> **What this task involves**
Look below and pull out each line with the word "Letters".

Stored data:
## begin

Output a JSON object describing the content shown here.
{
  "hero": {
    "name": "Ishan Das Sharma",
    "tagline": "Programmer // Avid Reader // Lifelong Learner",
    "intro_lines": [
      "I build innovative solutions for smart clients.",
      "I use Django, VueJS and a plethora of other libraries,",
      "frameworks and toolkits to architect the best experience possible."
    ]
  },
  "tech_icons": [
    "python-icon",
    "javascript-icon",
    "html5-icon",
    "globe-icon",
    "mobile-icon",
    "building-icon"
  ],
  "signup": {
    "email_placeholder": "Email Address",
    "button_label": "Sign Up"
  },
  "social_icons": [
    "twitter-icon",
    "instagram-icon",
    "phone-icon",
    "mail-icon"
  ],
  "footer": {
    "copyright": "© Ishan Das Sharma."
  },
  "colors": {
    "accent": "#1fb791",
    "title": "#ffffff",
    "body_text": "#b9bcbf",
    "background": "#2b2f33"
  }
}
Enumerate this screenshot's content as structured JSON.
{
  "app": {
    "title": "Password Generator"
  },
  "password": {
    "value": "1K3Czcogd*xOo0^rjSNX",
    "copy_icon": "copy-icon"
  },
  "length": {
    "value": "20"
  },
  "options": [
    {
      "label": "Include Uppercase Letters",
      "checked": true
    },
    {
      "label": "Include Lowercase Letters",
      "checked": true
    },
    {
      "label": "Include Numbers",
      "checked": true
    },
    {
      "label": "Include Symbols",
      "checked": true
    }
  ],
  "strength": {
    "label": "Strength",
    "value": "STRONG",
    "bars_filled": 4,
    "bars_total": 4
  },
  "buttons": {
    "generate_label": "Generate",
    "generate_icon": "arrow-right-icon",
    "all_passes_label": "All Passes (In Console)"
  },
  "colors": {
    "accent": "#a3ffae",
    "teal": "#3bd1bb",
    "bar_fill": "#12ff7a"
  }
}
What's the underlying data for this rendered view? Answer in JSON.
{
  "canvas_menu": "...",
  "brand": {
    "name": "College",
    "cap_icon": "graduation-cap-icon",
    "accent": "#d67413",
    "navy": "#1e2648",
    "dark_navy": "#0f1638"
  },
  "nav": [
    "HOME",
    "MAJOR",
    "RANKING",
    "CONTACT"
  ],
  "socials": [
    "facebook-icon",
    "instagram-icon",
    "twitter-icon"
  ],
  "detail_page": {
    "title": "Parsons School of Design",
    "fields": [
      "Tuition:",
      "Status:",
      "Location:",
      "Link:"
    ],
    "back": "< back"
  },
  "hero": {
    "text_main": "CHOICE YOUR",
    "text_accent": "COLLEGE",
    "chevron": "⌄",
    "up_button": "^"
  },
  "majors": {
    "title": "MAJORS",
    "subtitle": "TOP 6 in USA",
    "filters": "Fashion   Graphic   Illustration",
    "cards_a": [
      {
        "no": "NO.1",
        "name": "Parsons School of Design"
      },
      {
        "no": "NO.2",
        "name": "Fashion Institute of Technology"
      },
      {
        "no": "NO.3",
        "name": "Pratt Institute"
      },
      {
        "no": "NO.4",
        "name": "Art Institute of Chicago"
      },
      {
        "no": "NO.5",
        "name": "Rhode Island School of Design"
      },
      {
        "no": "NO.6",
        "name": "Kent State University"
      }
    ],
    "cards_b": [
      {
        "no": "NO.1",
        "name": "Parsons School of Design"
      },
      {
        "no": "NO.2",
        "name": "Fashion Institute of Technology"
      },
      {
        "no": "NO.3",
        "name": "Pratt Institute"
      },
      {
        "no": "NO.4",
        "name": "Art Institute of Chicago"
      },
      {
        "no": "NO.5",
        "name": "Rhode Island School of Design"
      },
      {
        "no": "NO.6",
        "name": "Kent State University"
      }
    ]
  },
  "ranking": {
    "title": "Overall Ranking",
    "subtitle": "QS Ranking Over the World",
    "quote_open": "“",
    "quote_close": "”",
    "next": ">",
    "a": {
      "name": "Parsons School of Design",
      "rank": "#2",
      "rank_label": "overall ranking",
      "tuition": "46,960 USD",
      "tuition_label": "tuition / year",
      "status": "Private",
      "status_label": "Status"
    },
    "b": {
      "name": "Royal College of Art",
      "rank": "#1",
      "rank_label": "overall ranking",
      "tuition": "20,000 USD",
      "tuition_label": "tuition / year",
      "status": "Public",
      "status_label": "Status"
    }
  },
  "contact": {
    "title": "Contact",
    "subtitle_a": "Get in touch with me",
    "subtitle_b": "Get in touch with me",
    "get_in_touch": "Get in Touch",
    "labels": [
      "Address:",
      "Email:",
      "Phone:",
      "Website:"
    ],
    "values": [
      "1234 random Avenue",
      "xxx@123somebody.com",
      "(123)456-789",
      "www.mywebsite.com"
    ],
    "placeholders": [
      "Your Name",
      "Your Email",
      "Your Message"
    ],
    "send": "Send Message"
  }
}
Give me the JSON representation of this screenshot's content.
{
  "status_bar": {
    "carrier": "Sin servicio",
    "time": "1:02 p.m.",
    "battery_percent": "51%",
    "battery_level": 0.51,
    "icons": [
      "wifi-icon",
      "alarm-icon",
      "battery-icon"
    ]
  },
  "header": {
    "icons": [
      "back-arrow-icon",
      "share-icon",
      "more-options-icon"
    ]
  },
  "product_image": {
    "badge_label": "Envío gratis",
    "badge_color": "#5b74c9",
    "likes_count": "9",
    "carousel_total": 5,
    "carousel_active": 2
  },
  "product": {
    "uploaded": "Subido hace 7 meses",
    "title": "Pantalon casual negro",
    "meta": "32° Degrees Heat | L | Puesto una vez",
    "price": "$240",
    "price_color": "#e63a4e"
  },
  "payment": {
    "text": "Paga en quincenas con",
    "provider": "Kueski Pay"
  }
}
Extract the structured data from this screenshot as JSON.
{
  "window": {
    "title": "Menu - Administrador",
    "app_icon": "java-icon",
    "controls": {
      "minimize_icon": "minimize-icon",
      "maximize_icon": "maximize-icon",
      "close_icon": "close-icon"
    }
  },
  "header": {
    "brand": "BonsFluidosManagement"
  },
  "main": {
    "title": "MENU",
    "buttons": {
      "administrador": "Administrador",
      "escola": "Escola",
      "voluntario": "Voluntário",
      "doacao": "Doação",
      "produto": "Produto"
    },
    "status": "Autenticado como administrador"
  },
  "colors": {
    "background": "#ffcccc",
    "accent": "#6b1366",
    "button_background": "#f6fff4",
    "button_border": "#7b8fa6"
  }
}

## end

> **Solution for this task**
      "label": "Include Uppercase Letters",
      "label": "Include Lowercase Letters",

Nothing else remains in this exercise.